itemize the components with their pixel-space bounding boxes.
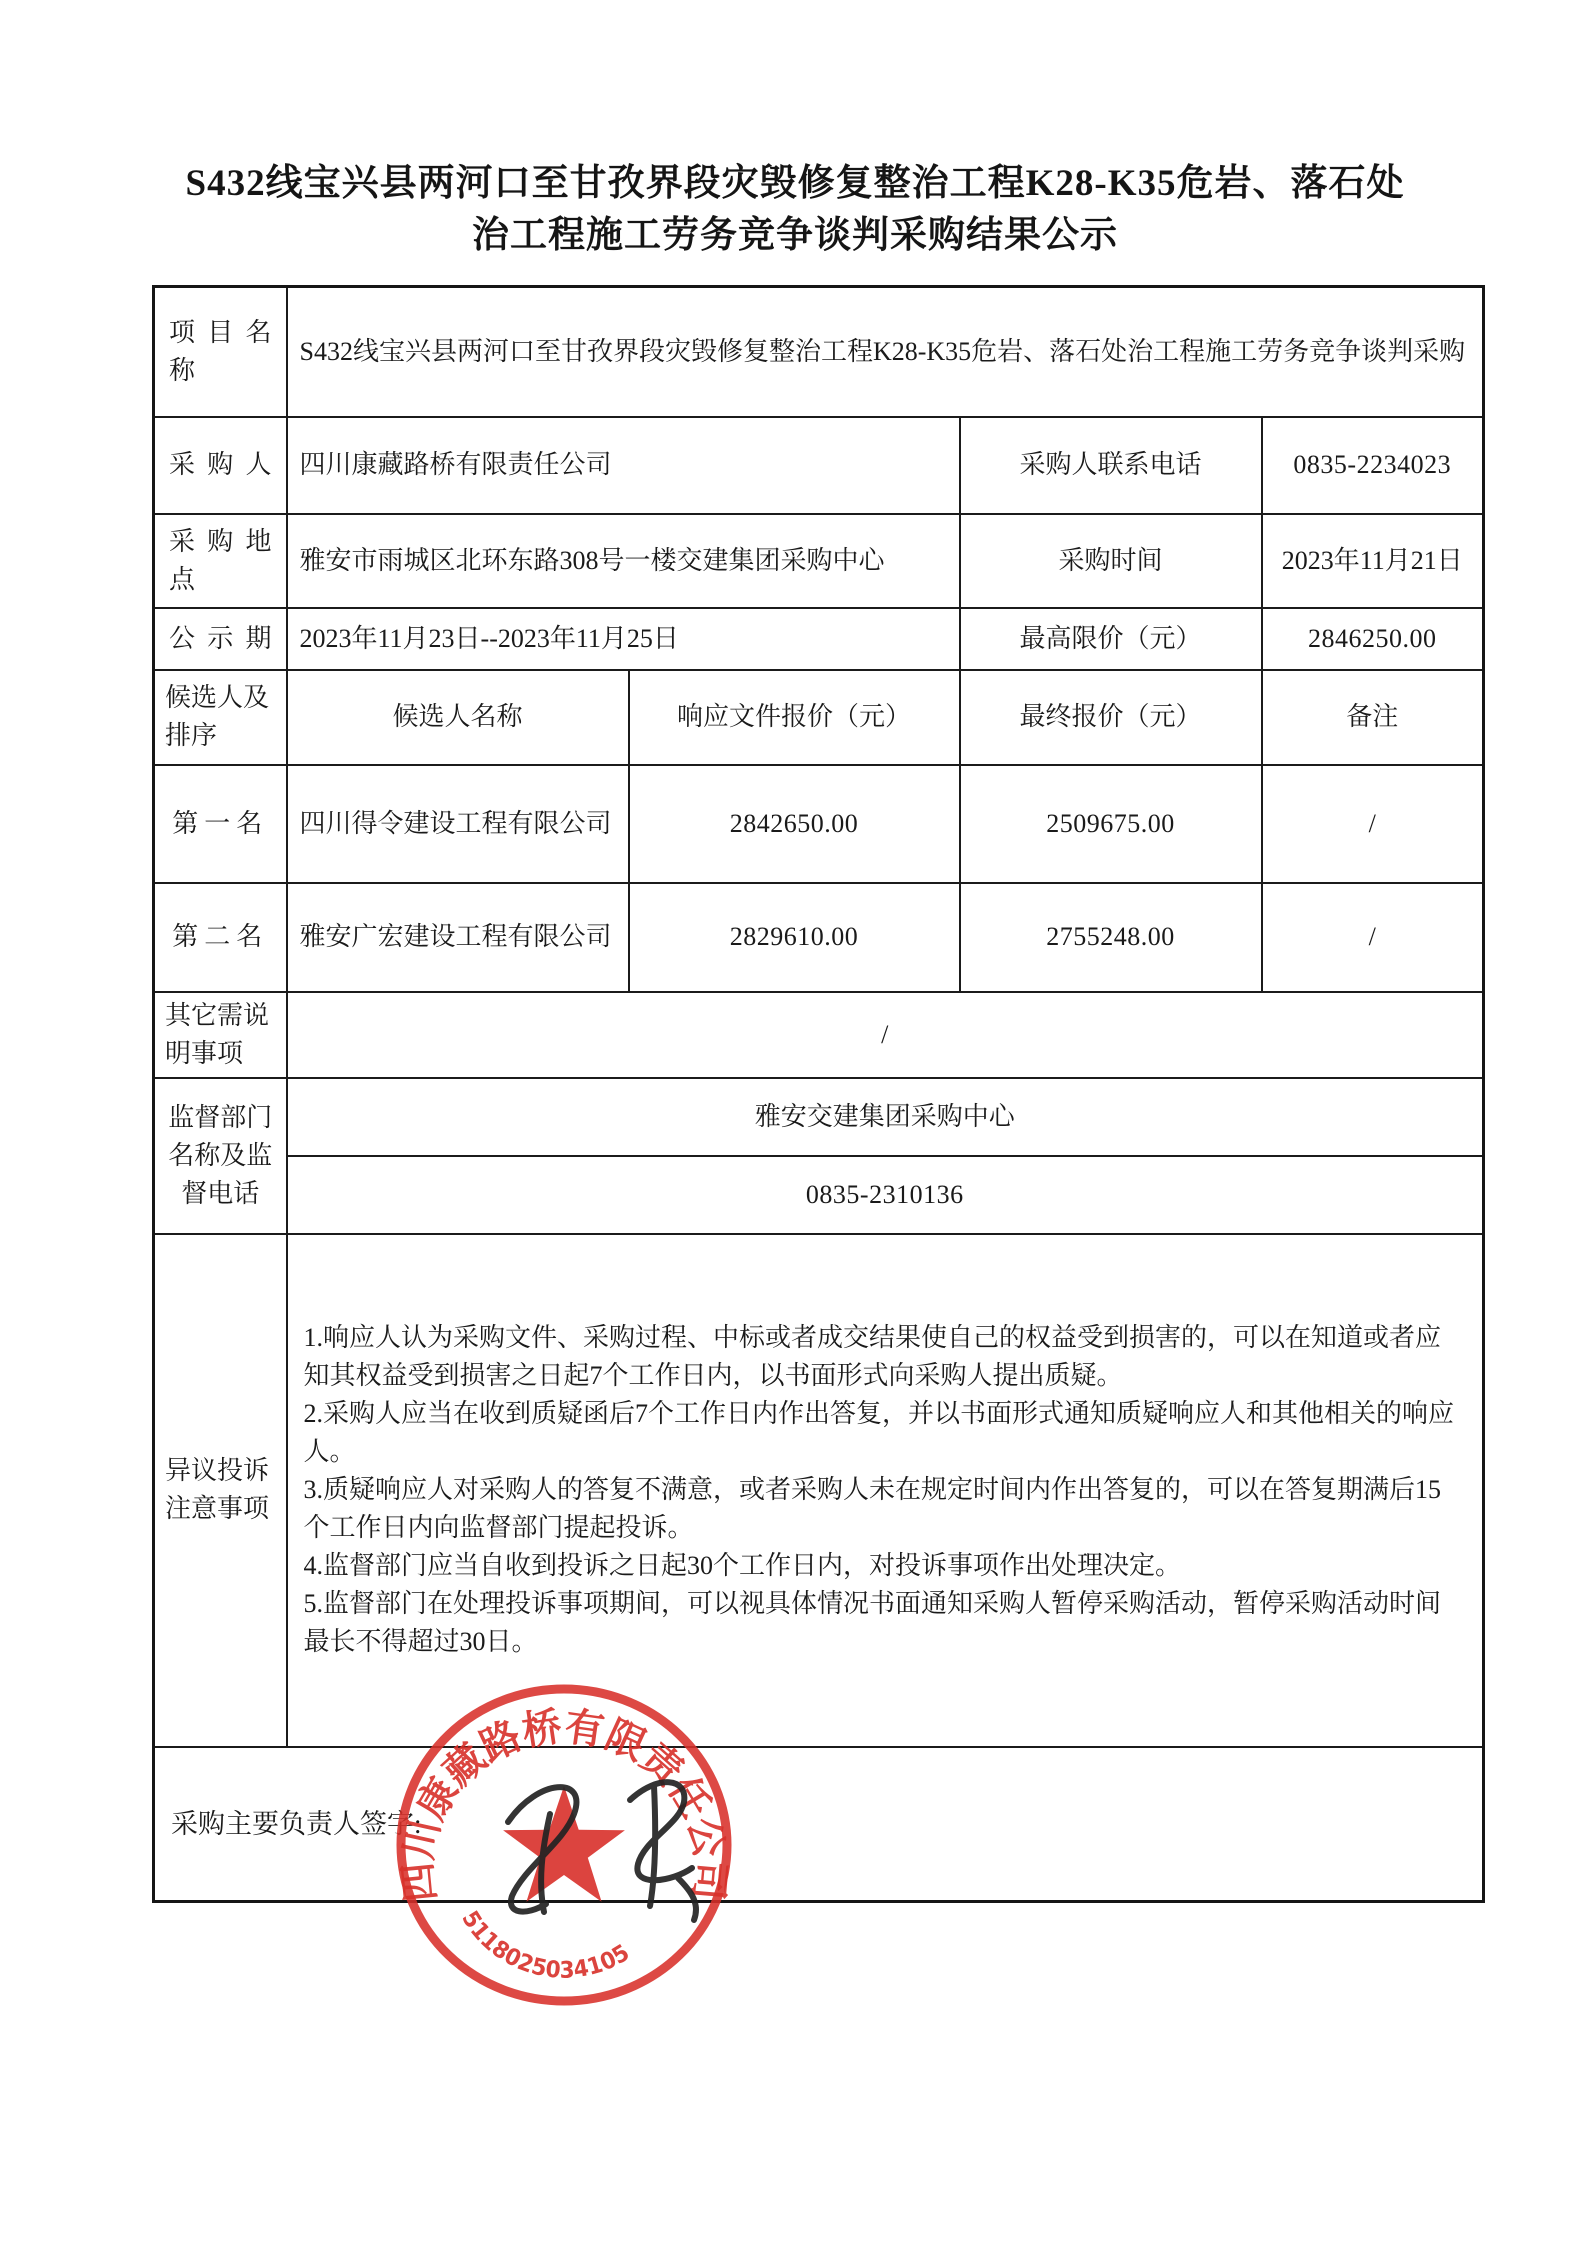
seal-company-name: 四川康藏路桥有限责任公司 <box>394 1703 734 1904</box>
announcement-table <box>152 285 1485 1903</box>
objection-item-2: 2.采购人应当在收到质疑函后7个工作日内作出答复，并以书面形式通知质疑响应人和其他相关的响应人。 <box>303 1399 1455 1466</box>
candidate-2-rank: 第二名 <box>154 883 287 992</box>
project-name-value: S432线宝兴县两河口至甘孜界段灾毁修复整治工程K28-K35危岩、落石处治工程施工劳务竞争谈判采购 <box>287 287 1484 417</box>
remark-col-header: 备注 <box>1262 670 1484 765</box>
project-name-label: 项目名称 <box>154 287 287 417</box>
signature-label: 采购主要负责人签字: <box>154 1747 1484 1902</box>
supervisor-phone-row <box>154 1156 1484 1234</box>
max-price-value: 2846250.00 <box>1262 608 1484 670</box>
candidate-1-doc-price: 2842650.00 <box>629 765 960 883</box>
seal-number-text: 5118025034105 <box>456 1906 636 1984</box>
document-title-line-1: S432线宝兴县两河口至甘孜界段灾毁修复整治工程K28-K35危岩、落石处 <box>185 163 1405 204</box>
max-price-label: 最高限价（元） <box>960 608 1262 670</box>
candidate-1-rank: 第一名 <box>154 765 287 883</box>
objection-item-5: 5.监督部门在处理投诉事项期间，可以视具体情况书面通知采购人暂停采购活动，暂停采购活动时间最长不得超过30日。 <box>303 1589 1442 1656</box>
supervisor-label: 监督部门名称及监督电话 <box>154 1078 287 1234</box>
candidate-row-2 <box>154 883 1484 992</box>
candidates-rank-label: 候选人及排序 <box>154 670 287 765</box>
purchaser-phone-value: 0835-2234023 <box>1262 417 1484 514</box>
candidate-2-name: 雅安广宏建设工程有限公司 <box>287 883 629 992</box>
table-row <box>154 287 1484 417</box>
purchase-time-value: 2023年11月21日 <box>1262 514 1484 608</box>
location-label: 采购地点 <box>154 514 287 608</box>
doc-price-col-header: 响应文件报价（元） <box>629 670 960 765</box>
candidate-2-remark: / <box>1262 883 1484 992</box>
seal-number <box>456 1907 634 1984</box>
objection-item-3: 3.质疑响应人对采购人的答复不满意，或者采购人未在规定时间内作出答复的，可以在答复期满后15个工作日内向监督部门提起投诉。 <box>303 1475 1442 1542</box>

> Directions for this task: Reproduce every line of the records above exactly, leaving out the pictures.

> The result:
itemize the components with their pixel-space bounding boxes.
seal-company-name: 四川康藏路桥有限责任公司 <box>394 1703 734 1904</box>
announcement-table <box>152 285 1485 1903</box>
objection-item-2: 2.采购人应当在收到质疑函后7个工作日内作出答复，并以书面形式通知质疑响应人和其他相关的响应人。 <box>303 1399 1455 1466</box>
candidate-2-rank: 第二名 <box>154 883 287 992</box>
project-name-value: S432线宝兴县两河口至甘孜界段灾毁修复整治工程K28-K35危岩、落石处治工程施工劳务竞争谈判采购 <box>287 287 1484 417</box>
remark-col-header: 备注 <box>1262 670 1484 765</box>
project-name-label: 项目名称 <box>154 287 287 417</box>
signature-label: 采购主要负责人签字: <box>154 1747 1484 1902</box>
supervisor-phone-row <box>154 1156 1484 1234</box>
max-price-value: 2846250.00 <box>1262 608 1484 670</box>
candidate-1-doc-price: 2842650.00 <box>629 765 960 883</box>
seal-number-text: 5118025034105 <box>456 1906 636 1984</box>
document-title-line-1: S432线宝兴县两河口至甘孜界段灾毁修复整治工程K28-K35危岩、落石处 <box>185 163 1405 204</box>
max-price-label: 最高限价（元） <box>960 608 1262 670</box>
candidate-1-rank: 第一名 <box>154 765 287 883</box>
objection-item-5: 5.监督部门在处理投诉事项期间，可以视具体情况书面通知采购人暂停采购活动，暂停采购活动时间最长不得超过30日。 <box>303 1589 1442 1656</box>
supervisor-label: 监督部门名称及监督电话 <box>154 1078 287 1234</box>
candidate-row-2 <box>154 883 1484 992</box>
candidates-rank-label: 候选人及排序 <box>154 670 287 765</box>
purchaser-phone-value: 0835-2234023 <box>1262 417 1484 514</box>
candidate-2-name: 雅安广宏建设工程有限公司 <box>287 883 629 992</box>
table-row <box>154 287 1484 417</box>
purchase-time-value: 2023年11月21日 <box>1262 514 1484 608</box>
location-label: 采购地点 <box>154 514 287 608</box>
doc-price-col-header: 响应文件报价（元） <box>629 670 960 765</box>
candidate-2-remark: / <box>1262 883 1484 992</box>
seal-number <box>456 1907 634 1984</box>
objection-item-3: 3.质疑响应人对采购人的答复不满意，或者采购人未在规定时间内作出答复的，可以在答复期满后15个工作日内向监督部门提起投诉。 <box>303 1475 1442 1542</box>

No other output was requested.